### INFORMATION SHOWN

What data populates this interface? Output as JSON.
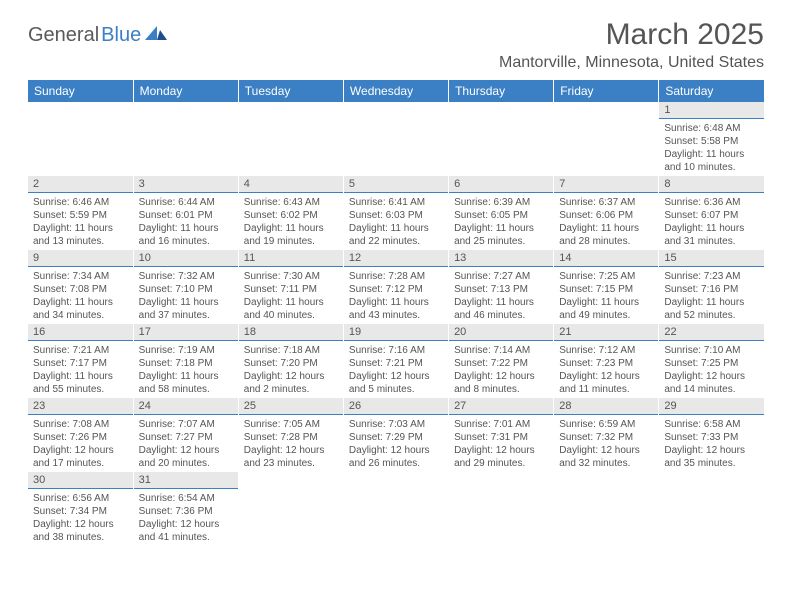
{
  "logo": {
    "general": "General",
    "blue": "Blue"
  },
  "title": "March 2025",
  "location": "Mantorville, Minnesota, United States",
  "weekdays": [
    "Sunday",
    "Monday",
    "Tuesday",
    "Wednesday",
    "Thursday",
    "Friday",
    "Saturday"
  ],
  "colors": {
    "header_bg": "#3b7fc4",
    "header_text": "#ffffff",
    "daynum_bg": "#e8e8e8",
    "daynum_border": "#3b7fc4",
    "body_text": "#555555"
  },
  "weeks": [
    [
      null,
      null,
      null,
      null,
      null,
      null,
      {
        "n": "1",
        "sr": "6:48 AM",
        "ss": "5:58 PM",
        "dl": "11 hours and 10 minutes."
      }
    ],
    [
      {
        "n": "2",
        "sr": "6:46 AM",
        "ss": "5:59 PM",
        "dl": "11 hours and 13 minutes."
      },
      {
        "n": "3",
        "sr": "6:44 AM",
        "ss": "6:01 PM",
        "dl": "11 hours and 16 minutes."
      },
      {
        "n": "4",
        "sr": "6:43 AM",
        "ss": "6:02 PM",
        "dl": "11 hours and 19 minutes."
      },
      {
        "n": "5",
        "sr": "6:41 AM",
        "ss": "6:03 PM",
        "dl": "11 hours and 22 minutes."
      },
      {
        "n": "6",
        "sr": "6:39 AM",
        "ss": "6:05 PM",
        "dl": "11 hours and 25 minutes."
      },
      {
        "n": "7",
        "sr": "6:37 AM",
        "ss": "6:06 PM",
        "dl": "11 hours and 28 minutes."
      },
      {
        "n": "8",
        "sr": "6:36 AM",
        "ss": "6:07 PM",
        "dl": "11 hours and 31 minutes."
      }
    ],
    [
      {
        "n": "9",
        "sr": "7:34 AM",
        "ss": "7:08 PM",
        "dl": "11 hours and 34 minutes."
      },
      {
        "n": "10",
        "sr": "7:32 AM",
        "ss": "7:10 PM",
        "dl": "11 hours and 37 minutes."
      },
      {
        "n": "11",
        "sr": "7:30 AM",
        "ss": "7:11 PM",
        "dl": "11 hours and 40 minutes."
      },
      {
        "n": "12",
        "sr": "7:28 AM",
        "ss": "7:12 PM",
        "dl": "11 hours and 43 minutes."
      },
      {
        "n": "13",
        "sr": "7:27 AM",
        "ss": "7:13 PM",
        "dl": "11 hours and 46 minutes."
      },
      {
        "n": "14",
        "sr": "7:25 AM",
        "ss": "7:15 PM",
        "dl": "11 hours and 49 minutes."
      },
      {
        "n": "15",
        "sr": "7:23 AM",
        "ss": "7:16 PM",
        "dl": "11 hours and 52 minutes."
      }
    ],
    [
      {
        "n": "16",
        "sr": "7:21 AM",
        "ss": "7:17 PM",
        "dl": "11 hours and 55 minutes."
      },
      {
        "n": "17",
        "sr": "7:19 AM",
        "ss": "7:18 PM",
        "dl": "11 hours and 58 minutes."
      },
      {
        "n": "18",
        "sr": "7:18 AM",
        "ss": "7:20 PM",
        "dl": "12 hours and 2 minutes."
      },
      {
        "n": "19",
        "sr": "7:16 AM",
        "ss": "7:21 PM",
        "dl": "12 hours and 5 minutes."
      },
      {
        "n": "20",
        "sr": "7:14 AM",
        "ss": "7:22 PM",
        "dl": "12 hours and 8 minutes."
      },
      {
        "n": "21",
        "sr": "7:12 AM",
        "ss": "7:23 PM",
        "dl": "12 hours and 11 minutes."
      },
      {
        "n": "22",
        "sr": "7:10 AM",
        "ss": "7:25 PM",
        "dl": "12 hours and 14 minutes."
      }
    ],
    [
      {
        "n": "23",
        "sr": "7:08 AM",
        "ss": "7:26 PM",
        "dl": "12 hours and 17 minutes."
      },
      {
        "n": "24",
        "sr": "7:07 AM",
        "ss": "7:27 PM",
        "dl": "12 hours and 20 minutes."
      },
      {
        "n": "25",
        "sr": "7:05 AM",
        "ss": "7:28 PM",
        "dl": "12 hours and 23 minutes."
      },
      {
        "n": "26",
        "sr": "7:03 AM",
        "ss": "7:29 PM",
        "dl": "12 hours and 26 minutes."
      },
      {
        "n": "27",
        "sr": "7:01 AM",
        "ss": "7:31 PM",
        "dl": "12 hours and 29 minutes."
      },
      {
        "n": "28",
        "sr": "6:59 AM",
        "ss": "7:32 PM",
        "dl": "12 hours and 32 minutes."
      },
      {
        "n": "29",
        "sr": "6:58 AM",
        "ss": "7:33 PM",
        "dl": "12 hours and 35 minutes."
      }
    ],
    [
      {
        "n": "30",
        "sr": "6:56 AM",
        "ss": "7:34 PM",
        "dl": "12 hours and 38 minutes."
      },
      {
        "n": "31",
        "sr": "6:54 AM",
        "ss": "7:36 PM",
        "dl": "12 hours and 41 minutes."
      },
      null,
      null,
      null,
      null,
      null
    ]
  ],
  "labels": {
    "sunrise": "Sunrise:",
    "sunset": "Sunset:",
    "daylight": "Daylight:"
  }
}
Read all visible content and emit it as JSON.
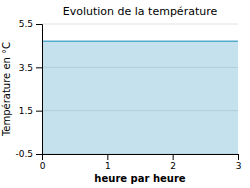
{
  "chart_data": {
    "type": "area",
    "title": "Evolution de la température",
    "x_label": "heure par heure",
    "y_label": "Température en °C",
    "x": [
      0,
      1,
      2,
      3
    ],
    "values": [
      4.7,
      4.7,
      4.7,
      4.7
    ],
    "color": "#55aacc",
    "xlim": [
      0,
      3
    ],
    "ylim": [
      -0.5,
      5.5
    ],
    "xticks": [
      0,
      1,
      2,
      3
    ],
    "yticks": [
      -0.5,
      1.5,
      3.5,
      5.5
    ],
    "grid": true
  }
}
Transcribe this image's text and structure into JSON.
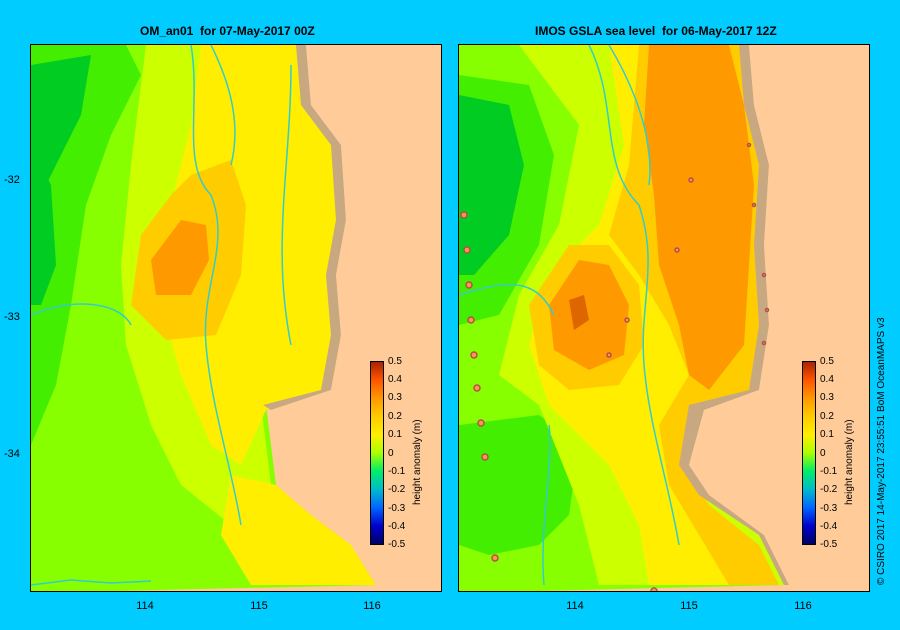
{
  "panels": [
    {
      "title": "OM_an01  for 07-May-2017 00Z"
    },
    {
      "title": "IMOS GSLA sea level  for 06-May-2017 12Z"
    }
  ],
  "axes": {
    "y_ticks": [
      "-32",
      "-33",
      "-34"
    ],
    "x_ticks": [
      "114",
      "115",
      "116"
    ]
  },
  "colorbar": {
    "label": "height anomaly (m)",
    "ticks": [
      "0.5",
      "0.4",
      "0.3",
      "0.2",
      "0.1",
      "0",
      "-0.1",
      "-0.2",
      "-0.3",
      "-0.4",
      "-0.5"
    ],
    "range": [
      -0.5,
      0.5
    ]
  },
  "credit": "© CSIRO 2017   14-May-2017 23:55:51 BoM OceanMAPS v3",
  "colors": {
    "background": "#00ccff",
    "land": "#ffcc99",
    "coast_shelf": "#c8a880",
    "contour_line": "#33cccc"
  }
}
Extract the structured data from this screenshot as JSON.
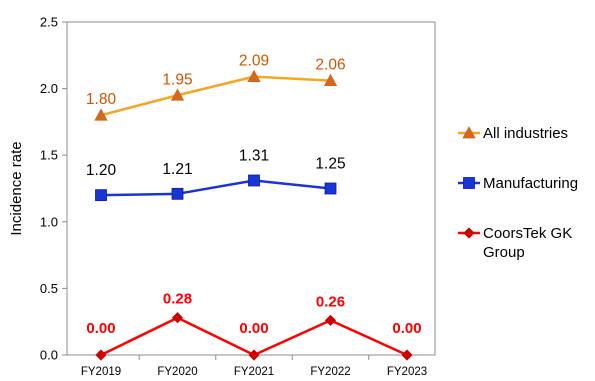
{
  "chart_data": {
    "type": "line",
    "title": "",
    "xlabel": "",
    "ylabel": "Incidence rate",
    "ylim": [
      0,
      2.5
    ],
    "yticks": [
      "0.0",
      "0.5",
      "1.0",
      "1.5",
      "2.0",
      "2.5"
    ],
    "categories": [
      "FY2019",
      "FY2020",
      "FY2021",
      "FY2022",
      "FY2023"
    ],
    "grid": false,
    "legend_position": "right",
    "series": [
      {
        "name": "All industries",
        "color": "#F5A623",
        "marker_color": "#D2691E",
        "marker": "triangle",
        "label_color": "#D35400",
        "label_bold": false,
        "values": [
          1.8,
          1.95,
          2.09,
          2.06,
          null
        ],
        "labels": [
          "1.80",
          "1.95",
          "2.09",
          "2.06",
          ""
        ]
      },
      {
        "name": "Manufacturing",
        "color": "#1A35D6",
        "marker_color": "#1A35D6",
        "marker": "square",
        "label_color": "#000000",
        "label_bold": false,
        "values": [
          1.2,
          1.21,
          1.31,
          1.25,
          null
        ],
        "labels": [
          "1.20",
          "1.21",
          "1.31",
          "1.25",
          ""
        ]
      },
      {
        "name": "CoorsTek GK Group",
        "color": "#FF0000",
        "marker_color": "#CC0000",
        "marker": "diamond",
        "label_color": "#FF0000",
        "label_bold": true,
        "values": [
          0.0,
          0.28,
          0.0,
          0.26,
          0.0
        ],
        "labels": [
          "0.00",
          "0.28",
          "0.00",
          "0.26",
          "0.00"
        ]
      }
    ],
    "legend_lines": [
      [
        "All industries"
      ],
      [
        "Manufacturing"
      ],
      [
        "CoorsTek GK",
        "Group"
      ]
    ]
  }
}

######

### WHAT YOU SHOULD DO
Copy all lines from the material that hold "title".

### RESPONSE TO THIS EXERCISE
  "title": "March 2025",
    "title": "Evolution de la température",
      "title": "OM_an01  for 07-May-2017 00Z"
      "title": "IMOS GSLA sea level  for 06-May-2017 12Z"
    "title": "",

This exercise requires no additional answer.